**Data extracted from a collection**
↓↓↓
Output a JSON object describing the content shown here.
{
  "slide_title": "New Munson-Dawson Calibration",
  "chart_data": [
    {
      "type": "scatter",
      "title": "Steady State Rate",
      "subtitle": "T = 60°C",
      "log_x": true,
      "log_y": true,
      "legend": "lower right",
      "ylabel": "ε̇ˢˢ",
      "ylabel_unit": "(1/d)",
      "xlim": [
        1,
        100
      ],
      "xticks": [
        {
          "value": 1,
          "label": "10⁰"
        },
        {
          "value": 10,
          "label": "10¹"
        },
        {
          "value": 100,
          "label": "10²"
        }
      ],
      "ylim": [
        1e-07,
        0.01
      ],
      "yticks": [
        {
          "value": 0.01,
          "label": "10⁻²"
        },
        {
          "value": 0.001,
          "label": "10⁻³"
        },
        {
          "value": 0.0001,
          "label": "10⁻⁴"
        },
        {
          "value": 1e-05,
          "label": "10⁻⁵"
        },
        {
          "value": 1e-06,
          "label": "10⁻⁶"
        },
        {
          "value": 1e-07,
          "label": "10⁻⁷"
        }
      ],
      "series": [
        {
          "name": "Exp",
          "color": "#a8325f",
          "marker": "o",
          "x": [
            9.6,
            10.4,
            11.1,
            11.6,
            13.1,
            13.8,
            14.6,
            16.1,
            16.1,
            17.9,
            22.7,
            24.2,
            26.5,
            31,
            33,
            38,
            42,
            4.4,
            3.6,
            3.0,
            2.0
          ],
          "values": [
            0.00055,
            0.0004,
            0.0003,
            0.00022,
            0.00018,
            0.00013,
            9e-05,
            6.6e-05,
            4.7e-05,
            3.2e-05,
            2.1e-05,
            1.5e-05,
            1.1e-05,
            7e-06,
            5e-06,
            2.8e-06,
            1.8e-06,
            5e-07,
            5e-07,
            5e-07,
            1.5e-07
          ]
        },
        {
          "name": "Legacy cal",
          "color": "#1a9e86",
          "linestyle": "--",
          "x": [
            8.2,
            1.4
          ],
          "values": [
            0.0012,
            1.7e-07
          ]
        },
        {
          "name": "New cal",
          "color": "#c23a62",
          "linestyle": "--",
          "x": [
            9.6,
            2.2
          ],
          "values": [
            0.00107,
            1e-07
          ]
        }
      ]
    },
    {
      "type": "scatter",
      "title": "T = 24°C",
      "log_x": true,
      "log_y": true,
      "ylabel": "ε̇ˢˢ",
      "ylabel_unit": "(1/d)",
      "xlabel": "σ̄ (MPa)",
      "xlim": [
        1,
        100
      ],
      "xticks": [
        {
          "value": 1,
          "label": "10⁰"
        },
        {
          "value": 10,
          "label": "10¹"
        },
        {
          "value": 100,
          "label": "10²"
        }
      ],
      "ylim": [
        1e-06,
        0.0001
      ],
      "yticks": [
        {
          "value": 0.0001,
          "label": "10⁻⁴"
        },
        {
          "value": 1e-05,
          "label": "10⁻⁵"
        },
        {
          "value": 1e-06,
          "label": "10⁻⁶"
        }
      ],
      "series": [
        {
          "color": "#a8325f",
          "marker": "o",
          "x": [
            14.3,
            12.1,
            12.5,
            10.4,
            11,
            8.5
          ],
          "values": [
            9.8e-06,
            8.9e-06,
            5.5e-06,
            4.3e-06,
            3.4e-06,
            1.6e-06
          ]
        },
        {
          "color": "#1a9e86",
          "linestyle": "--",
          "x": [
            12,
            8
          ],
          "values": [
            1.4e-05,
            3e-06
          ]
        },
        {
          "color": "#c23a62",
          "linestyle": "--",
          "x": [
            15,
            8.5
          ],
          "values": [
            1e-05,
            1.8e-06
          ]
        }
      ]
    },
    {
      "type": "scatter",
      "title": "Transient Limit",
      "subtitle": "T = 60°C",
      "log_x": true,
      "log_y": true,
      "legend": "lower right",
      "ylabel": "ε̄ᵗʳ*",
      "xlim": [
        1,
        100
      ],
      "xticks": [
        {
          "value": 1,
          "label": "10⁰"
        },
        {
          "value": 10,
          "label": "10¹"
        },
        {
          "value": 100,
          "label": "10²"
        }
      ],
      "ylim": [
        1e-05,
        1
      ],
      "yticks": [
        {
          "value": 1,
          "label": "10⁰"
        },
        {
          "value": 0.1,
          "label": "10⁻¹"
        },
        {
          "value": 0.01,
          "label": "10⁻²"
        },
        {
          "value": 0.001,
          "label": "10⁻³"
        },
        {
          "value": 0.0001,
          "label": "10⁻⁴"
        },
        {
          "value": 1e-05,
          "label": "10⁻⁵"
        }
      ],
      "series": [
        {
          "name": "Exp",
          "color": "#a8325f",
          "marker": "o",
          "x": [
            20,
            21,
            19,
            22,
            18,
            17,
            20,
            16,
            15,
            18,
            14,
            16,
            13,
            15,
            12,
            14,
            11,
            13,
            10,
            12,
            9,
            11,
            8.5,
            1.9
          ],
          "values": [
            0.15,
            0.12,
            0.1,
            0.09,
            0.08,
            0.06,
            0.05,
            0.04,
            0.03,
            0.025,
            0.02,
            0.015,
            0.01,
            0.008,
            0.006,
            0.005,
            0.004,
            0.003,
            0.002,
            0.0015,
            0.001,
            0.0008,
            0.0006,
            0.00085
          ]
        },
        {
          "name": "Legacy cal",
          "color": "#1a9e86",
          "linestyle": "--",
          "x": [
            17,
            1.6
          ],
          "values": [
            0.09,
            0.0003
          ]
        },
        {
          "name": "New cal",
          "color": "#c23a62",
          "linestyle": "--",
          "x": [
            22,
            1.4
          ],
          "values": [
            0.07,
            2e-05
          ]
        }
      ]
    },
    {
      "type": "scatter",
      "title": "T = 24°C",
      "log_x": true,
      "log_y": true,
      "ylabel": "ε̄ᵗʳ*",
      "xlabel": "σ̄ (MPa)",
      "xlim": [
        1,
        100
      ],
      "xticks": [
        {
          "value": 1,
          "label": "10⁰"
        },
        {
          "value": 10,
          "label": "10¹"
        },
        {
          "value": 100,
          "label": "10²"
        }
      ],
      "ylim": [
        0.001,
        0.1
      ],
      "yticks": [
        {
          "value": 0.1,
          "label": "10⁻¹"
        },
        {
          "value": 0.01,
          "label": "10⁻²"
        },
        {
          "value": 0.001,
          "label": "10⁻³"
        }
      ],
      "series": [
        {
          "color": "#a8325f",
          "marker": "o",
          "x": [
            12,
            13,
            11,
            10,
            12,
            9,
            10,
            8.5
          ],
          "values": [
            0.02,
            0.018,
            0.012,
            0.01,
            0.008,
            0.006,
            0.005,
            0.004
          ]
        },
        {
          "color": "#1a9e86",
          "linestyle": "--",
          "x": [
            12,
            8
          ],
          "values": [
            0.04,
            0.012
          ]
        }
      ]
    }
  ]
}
↑↑↑
**Exercise brief**
Reproduce the full listing above, character for character.

**Correct answer**
Output a JSON object describing the content shown here.
{
  "slide_title": "New Munson-Dawson Calibration",
  "chart_data": [
    {
      "type": "scatter",
      "title": "Steady State Rate",
      "subtitle": "T = 60°C",
      "log_x": true,
      "log_y": true,
      "legend": "lower right",
      "ylabel": "ε̇ˢˢ",
      "ylabel_unit": "(1/d)",
      "xlim": [
        1,
        100
      ],
      "xticks": [
        {
          "value": 1,
          "label": "10⁰"
        },
        {
          "value": 10,
          "label": "10¹"
        },
        {
          "value": 100,
          "label": "10²"
        }
      ],
      "ylim": [
        1e-07,
        0.01
      ],
      "yticks": [
        {
          "value": 0.01,
          "label": "10⁻²"
        },
        {
          "value": 0.001,
          "label": "10⁻³"
        },
        {
          "value": 0.0001,
          "label": "10⁻⁴"
        },
        {
          "value": 1e-05,
          "label": "10⁻⁵"
        },
        {
          "value": 1e-06,
          "label": "10⁻⁶"
        },
        {
          "value": 1e-07,
          "label": "10⁻⁷"
        }
      ],
      "series": [
        {
          "name": "Exp",
          "color": "#a8325f",
          "marker": "o",
          "x": [
            9.6,
            10.4,
            11.1,
            11.6,
            13.1,
            13.8,
            14.6,
            16.1,
            16.1,
            17.9,
            22.7,
            24.2,
            26.5,
            31,
            33,
            38,
            42,
            4.4,
            3.6,
            3.0,
            2.0
          ],
          "values": [
            0.00055,
            0.0004,
            0.0003,
            0.00022,
            0.00018,
            0.00013,
            9e-05,
            6.6e-05,
            4.7e-05,
            3.2e-05,
            2.1e-05,
            1.5e-05,
            1.1e-05,
            7e-06,
            5e-06,
            2.8e-06,
            1.8e-06,
            5e-07,
            5e-07,
            5e-07,
            1.5e-07
          ]
        },
        {
          "name": "Legacy cal",
          "color": "#1a9e86",
          "linestyle": "--",
          "x": [
            8.2,
            1.4
          ],
          "values": [
            0.0012,
            1.7e-07
          ]
        },
        {
          "name": "New cal",
          "color": "#c23a62",
          "linestyle": "--",
          "x": [
            9.6,
            2.2
          ],
          "values": [
            0.00107,
            1e-07
          ]
        }
      ]
    },
    {
      "type": "scatter",
      "title": "T = 24°C",
      "log_x": true,
      "log_y": true,
      "ylabel": "ε̇ˢˢ",
      "ylabel_unit": "(1/d)",
      "xlabel": "σ̄ (MPa)",
      "xlim": [
        1,
        100
      ],
      "xticks": [
        {
          "value": 1,
          "label": "10⁰"
        },
        {
          "value": 10,
          "label": "10¹"
        },
        {
          "value": 100,
          "label": "10²"
        }
      ],
      "ylim": [
        1e-06,
        0.0001
      ],
      "yticks": [
        {
          "value": 0.0001,
          "label": "10⁻⁴"
        },
        {
          "value": 1e-05,
          "label": "10⁻⁵"
        },
        {
          "value": 1e-06,
          "label": "10⁻⁶"
        }
      ],
      "series": [
        {
          "color": "#a8325f",
          "marker": "o",
          "x": [
            14.3,
            12.1,
            12.5,
            10.4,
            11,
            8.5
          ],
          "values": [
            9.8e-06,
            8.9e-06,
            5.5e-06,
            4.3e-06,
            3.4e-06,
            1.6e-06
          ]
        },
        {
          "color": "#1a9e86",
          "linestyle": "--",
          "x": [
            12,
            8
          ],
          "values": [
            1.4e-05,
            3e-06
          ]
        },
        {
          "color": "#c23a62",
          "linestyle": "--",
          "x": [
            15,
            8.5
          ],
          "values": [
            1e-05,
            1.8e-06
          ]
        }
      ]
    },
    {
      "type": "scatter",
      "title": "Transient Limit",
      "subtitle": "T = 60°C",
      "log_x": true,
      "log_y": true,
      "legend": "lower right",
      "ylabel": "ε̄ᵗʳ*",
      "xlim": [
        1,
        100
      ],
      "xticks": [
        {
          "value": 1,
          "label": "10⁰"
        },
        {
          "value": 10,
          "label": "10¹"
        },
        {
          "value": 100,
          "label": "10²"
        }
      ],
      "ylim": [
        1e-05,
        1
      ],
      "yticks": [
        {
          "value": 1,
          "label": "10⁰"
        },
        {
          "value": 0.1,
          "label": "10⁻¹"
        },
        {
          "value": 0.01,
          "label": "10⁻²"
        },
        {
          "value": 0.001,
          "label": "10⁻³"
        },
        {
          "value": 0.0001,
          "label": "10⁻⁴"
        },
        {
          "value": 1e-05,
          "label": "10⁻⁵"
        }
      ],
      "series": [
        {
          "name": "Exp",
          "color": "#a8325f",
          "marker": "o",
          "x": [
            20,
            21,
            19,
            22,
            18,
            17,
            20,
            16,
            15,
            18,
            14,
            16,
            13,
            15,
            12,
            14,
            11,
            13,
            10,
            12,
            9,
            11,
            8.5,
            1.9
          ],
          "values": [
            0.15,
            0.12,
            0.1,
            0.09,
            0.08,
            0.06,
            0.05,
            0.04,
            0.03,
            0.025,
            0.02,
            0.015,
            0.01,
            0.008,
            0.006,
            0.005,
            0.004,
            0.003,
            0.002,
            0.0015,
            0.001,
            0.0008,
            0.0006,
            0.00085
          ]
        },
        {
          "name": "Legacy cal",
          "color": "#1a9e86",
          "linestyle": "--",
          "x": [
            17,
            1.6
          ],
          "values": [
            0.09,
            0.0003
          ]
        },
        {
          "name": "New cal",
          "color": "#c23a62",
          "linestyle": "--",
          "x": [
            22,
            1.4
          ],
          "values": [
            0.07,
            2e-05
          ]
        }
      ]
    },
    {
      "type": "scatter",
      "title": "T = 24°C",
      "log_x": true,
      "log_y": true,
      "ylabel": "ε̄ᵗʳ*",
      "xlabel": "σ̄ (MPa)",
      "xlim": [
        1,
        100
      ],
      "xticks": [
        {
          "value": 1,
          "label": "10⁰"
        },
        {
          "value": 10,
          "label": "10¹"
        },
        {
          "value": 100,
          "label": "10²"
        }
      ],
      "ylim": [
        0.001,
        0.1
      ],
      "yticks": [
        {
          "value": 0.1,
          "label": "10⁻¹"
        },
        {
          "value": 0.01,
          "label": "10⁻²"
        },
        {
          "value": 0.001,
          "label": "10⁻³"
        }
      ],
      "series": [
        {
          "color": "#a8325f",
          "marker": "o",
          "x": [
            12,
            13,
            11,
            10,
            12,
            9,
            10,
            8.5
          ],
          "values": [
            0.02,
            0.018,
            0.012,
            0.01,
            0.008,
            0.006,
            0.005,
            0.004
          ]
        },
        {
          "color": "#1a9e86",
          "linestyle": "--",
          "x": [
            12,
            8
          ],
          "values": [
            0.04,
            0.012
          ]
        }
      ]
    }
  ]
}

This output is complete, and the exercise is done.